Exercise material:

>> Begin

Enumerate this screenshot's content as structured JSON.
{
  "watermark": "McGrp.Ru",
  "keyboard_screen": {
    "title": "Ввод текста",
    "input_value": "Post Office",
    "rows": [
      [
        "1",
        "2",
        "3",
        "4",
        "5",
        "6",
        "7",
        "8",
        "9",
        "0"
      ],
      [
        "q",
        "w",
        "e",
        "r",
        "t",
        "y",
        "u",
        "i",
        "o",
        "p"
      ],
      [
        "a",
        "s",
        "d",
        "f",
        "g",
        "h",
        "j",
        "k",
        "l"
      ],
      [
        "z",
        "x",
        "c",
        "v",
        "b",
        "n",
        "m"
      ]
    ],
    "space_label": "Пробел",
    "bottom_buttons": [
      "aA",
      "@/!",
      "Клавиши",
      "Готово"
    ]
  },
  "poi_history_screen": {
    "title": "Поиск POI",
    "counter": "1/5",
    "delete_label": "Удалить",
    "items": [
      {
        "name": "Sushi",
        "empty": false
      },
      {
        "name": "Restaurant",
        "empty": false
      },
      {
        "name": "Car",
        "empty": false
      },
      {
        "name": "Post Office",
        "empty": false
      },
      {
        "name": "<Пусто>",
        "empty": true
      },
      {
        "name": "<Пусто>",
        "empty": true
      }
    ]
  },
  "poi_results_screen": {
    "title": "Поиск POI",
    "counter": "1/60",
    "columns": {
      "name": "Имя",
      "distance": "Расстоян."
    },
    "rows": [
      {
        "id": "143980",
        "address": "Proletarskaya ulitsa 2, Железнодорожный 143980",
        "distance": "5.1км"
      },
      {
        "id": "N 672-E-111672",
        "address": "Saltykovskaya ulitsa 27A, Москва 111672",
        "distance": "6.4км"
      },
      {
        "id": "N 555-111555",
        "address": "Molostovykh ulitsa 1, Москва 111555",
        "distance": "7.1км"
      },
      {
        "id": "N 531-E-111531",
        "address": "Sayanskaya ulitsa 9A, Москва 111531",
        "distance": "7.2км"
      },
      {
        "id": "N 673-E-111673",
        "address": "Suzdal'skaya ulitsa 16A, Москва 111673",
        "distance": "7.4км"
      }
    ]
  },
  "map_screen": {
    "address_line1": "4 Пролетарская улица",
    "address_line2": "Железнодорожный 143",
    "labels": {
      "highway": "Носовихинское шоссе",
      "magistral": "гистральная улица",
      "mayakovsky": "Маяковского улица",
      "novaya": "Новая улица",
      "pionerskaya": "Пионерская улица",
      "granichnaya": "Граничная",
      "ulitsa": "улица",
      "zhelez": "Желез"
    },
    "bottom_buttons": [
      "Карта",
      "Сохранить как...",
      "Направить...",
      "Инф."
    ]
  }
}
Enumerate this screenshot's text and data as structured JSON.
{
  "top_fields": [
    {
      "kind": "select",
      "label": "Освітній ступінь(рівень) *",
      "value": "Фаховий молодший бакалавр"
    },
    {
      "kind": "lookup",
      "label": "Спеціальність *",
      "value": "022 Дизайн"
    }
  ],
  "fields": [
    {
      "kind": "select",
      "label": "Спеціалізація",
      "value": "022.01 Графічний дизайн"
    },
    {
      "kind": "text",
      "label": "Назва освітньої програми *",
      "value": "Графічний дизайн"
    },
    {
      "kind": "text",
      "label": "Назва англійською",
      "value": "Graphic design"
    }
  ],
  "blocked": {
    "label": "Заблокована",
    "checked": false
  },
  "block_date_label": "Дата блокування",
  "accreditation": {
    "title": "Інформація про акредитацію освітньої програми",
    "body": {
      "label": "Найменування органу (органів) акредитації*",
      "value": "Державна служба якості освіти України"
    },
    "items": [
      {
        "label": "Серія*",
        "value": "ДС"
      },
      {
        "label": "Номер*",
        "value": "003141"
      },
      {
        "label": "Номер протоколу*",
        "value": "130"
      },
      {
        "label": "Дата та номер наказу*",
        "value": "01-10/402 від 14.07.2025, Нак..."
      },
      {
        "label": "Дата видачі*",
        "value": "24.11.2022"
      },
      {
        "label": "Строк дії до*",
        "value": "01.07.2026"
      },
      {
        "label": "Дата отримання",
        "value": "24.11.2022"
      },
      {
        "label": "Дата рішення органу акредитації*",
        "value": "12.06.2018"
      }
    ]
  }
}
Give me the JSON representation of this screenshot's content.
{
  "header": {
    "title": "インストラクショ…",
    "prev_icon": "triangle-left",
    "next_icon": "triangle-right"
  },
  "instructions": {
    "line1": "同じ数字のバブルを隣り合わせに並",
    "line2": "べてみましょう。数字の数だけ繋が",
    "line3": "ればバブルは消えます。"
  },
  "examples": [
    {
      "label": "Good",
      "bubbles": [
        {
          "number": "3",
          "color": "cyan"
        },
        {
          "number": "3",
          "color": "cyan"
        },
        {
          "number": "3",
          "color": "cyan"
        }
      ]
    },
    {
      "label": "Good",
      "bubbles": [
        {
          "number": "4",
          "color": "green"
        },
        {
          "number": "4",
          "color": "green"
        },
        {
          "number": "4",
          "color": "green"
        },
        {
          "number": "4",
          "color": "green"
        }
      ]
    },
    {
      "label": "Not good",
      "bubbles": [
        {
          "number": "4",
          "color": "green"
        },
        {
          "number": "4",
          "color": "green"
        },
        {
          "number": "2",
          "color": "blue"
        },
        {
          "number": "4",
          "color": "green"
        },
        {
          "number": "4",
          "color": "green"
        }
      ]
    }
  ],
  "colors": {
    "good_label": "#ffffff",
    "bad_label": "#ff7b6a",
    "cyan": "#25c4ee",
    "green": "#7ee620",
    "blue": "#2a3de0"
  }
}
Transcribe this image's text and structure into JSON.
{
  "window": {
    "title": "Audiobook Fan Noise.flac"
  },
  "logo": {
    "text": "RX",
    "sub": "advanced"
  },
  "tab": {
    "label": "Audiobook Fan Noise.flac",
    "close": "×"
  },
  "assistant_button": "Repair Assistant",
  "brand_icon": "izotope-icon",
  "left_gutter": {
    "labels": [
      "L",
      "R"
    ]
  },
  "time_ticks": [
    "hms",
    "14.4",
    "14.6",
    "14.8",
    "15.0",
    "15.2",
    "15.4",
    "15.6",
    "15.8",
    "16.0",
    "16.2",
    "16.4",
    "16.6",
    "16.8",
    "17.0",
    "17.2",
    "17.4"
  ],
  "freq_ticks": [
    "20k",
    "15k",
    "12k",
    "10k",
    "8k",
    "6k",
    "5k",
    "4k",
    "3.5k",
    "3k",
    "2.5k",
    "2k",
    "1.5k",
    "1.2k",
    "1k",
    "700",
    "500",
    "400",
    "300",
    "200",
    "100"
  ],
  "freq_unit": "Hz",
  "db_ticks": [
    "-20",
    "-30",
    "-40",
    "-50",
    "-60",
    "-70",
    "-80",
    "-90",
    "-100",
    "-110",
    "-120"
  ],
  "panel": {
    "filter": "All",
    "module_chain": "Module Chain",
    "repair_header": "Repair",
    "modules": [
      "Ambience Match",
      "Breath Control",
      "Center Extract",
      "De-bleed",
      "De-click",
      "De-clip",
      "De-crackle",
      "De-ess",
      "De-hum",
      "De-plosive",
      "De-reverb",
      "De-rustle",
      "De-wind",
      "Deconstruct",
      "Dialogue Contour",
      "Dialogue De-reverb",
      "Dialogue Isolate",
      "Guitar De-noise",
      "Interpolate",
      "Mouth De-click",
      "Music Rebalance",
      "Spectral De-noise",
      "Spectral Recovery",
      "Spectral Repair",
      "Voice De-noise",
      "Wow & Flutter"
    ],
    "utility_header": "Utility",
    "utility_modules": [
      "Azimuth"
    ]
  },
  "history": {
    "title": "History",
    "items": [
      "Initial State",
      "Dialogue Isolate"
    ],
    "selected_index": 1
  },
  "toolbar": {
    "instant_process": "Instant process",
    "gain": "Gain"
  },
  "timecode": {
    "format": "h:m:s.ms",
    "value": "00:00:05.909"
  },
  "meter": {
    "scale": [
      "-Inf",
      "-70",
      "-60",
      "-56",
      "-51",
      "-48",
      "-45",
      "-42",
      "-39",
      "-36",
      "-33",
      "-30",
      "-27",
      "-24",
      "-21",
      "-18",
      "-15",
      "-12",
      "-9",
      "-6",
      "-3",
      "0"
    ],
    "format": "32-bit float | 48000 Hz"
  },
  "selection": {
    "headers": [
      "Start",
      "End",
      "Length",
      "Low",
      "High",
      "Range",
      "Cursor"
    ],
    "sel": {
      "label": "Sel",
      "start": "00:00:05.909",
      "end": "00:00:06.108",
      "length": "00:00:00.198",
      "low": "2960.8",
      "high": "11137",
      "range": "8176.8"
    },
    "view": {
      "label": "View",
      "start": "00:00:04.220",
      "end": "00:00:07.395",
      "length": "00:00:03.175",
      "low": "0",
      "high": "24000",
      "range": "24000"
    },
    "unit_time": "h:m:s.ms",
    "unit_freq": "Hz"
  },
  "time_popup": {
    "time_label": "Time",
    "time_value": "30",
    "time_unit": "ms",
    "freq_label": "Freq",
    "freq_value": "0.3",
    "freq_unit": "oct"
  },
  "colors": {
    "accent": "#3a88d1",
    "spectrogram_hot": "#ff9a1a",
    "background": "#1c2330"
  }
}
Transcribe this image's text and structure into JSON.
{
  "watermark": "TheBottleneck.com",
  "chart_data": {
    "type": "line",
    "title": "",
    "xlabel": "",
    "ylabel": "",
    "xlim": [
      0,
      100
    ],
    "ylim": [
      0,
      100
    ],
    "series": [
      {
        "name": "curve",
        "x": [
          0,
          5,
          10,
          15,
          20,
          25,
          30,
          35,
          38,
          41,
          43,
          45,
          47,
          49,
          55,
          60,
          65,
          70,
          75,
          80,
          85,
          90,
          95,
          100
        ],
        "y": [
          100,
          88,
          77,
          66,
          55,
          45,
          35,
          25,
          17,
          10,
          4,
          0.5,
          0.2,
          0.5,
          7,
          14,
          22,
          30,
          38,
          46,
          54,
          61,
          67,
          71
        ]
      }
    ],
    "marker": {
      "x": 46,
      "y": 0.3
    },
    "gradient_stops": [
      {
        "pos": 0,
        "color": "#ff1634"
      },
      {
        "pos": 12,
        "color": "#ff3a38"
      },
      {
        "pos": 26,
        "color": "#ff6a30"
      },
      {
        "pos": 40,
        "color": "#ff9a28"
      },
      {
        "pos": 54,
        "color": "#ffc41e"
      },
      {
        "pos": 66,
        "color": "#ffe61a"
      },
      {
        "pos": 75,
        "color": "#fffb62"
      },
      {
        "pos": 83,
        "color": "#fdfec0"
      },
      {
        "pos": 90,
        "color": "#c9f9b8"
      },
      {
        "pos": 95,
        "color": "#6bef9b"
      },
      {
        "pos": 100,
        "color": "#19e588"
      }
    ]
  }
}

>> End

Work to be completed: Copy each line of the records above that carries the word "Office".

Completed exercise:
    "input_value": "Post Office",
        "name": "Post Office",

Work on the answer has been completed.